AIM — Images embedded in the records are excluded; print everything else exactly as given.

EXCERPTED DATA —
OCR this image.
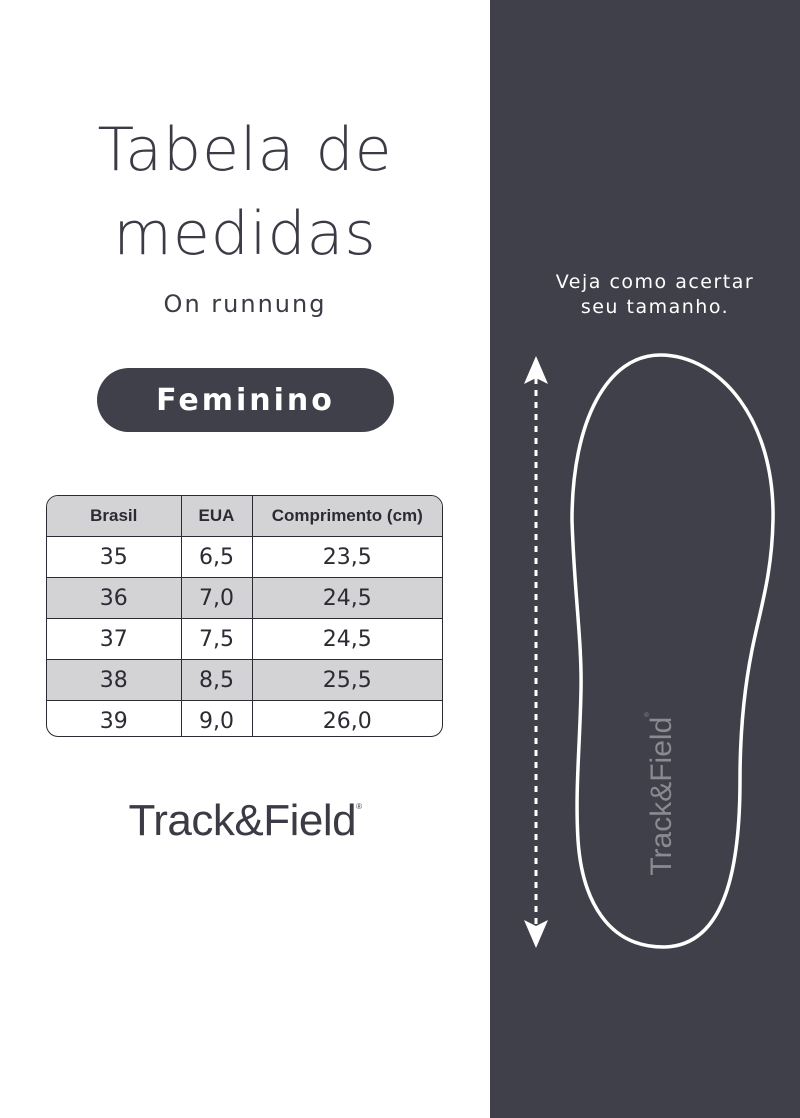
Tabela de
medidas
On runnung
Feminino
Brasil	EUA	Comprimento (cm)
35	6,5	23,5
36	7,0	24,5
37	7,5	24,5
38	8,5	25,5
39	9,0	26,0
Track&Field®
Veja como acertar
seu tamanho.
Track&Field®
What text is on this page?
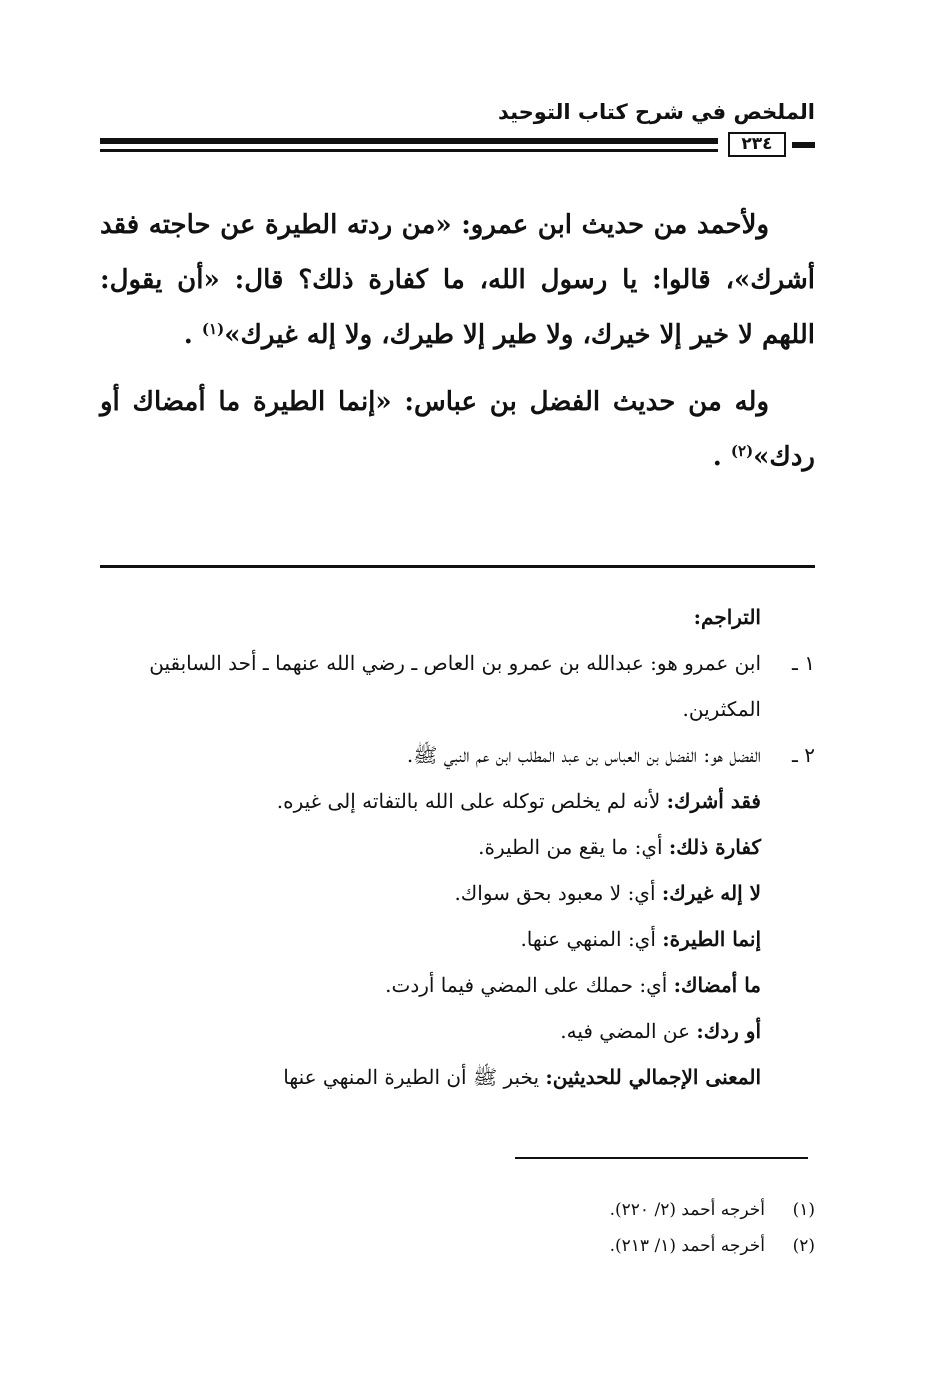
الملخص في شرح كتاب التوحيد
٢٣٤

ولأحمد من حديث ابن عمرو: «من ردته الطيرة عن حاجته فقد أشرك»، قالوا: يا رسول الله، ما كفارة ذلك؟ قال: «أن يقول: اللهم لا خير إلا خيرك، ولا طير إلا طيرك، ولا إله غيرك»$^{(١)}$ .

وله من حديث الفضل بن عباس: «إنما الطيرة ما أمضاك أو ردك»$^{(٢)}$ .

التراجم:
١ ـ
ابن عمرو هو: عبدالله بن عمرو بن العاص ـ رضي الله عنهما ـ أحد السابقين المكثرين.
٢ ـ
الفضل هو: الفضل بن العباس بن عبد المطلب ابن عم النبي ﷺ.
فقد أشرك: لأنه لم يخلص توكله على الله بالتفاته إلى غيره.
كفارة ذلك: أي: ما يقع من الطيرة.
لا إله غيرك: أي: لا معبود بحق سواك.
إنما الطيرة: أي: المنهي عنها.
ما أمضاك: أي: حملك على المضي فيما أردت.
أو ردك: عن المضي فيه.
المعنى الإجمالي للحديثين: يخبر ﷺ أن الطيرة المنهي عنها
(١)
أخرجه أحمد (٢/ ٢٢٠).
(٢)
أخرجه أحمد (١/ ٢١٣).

TASK OUTPUT —
OCR this image.
Tabela de
medidas
On runnung
Feminino
Brasil	EUA	Comprimento (cm)
35	6,5	23,5
36	7,0	24,5
37	7,5	24,5
38	8,5	25,5
39	9,0	26,0
Track&Field®
Veja como acertar
seu tamanho.
Track&Field®
What text is on this page?
الملخص في شرح كتاب التوحيد
٢٣٤

ولأحمد من حديث ابن عمرو: «من ردته الطيرة عن حاجته فقد أشرك»، قالوا: يا رسول الله، ما كفارة ذلك؟ قال: «أن يقول: اللهم لا خير إلا خيرك، ولا طير إلا طيرك، ولا إله غيرك»$^{(١)}$ .

وله من حديث الفضل بن عباس: «إنما الطيرة ما أمضاك أو ردك»$^{(٢)}$ .

التراجم:
١ ـ
ابن عمرو هو: عبدالله بن عمرو بن العاص ـ رضي الله عنهما ـ أحد السابقين المكثرين.
٢ ـ
الفضل هو: الفضل بن العباس بن عبد المطلب ابن عم النبي ﷺ.
فقد أشرك: لأنه لم يخلص توكله على الله بالتفاته إلى غيره.
كفارة ذلك: أي: ما يقع من الطيرة.
لا إله غيرك: أي: لا معبود بحق سواك.
إنما الطيرة: أي: المنهي عنها.
ما أمضاك: أي: حملك على المضي فيما أردت.
أو ردك: عن المضي فيه.
المعنى الإجمالي للحديثين: يخبر ﷺ أن الطيرة المنهي عنها
(١)
أخرجه أحمد (٢/ ٢٢٠).
(٢)
أخرجه أحمد (١/ ٢١٣).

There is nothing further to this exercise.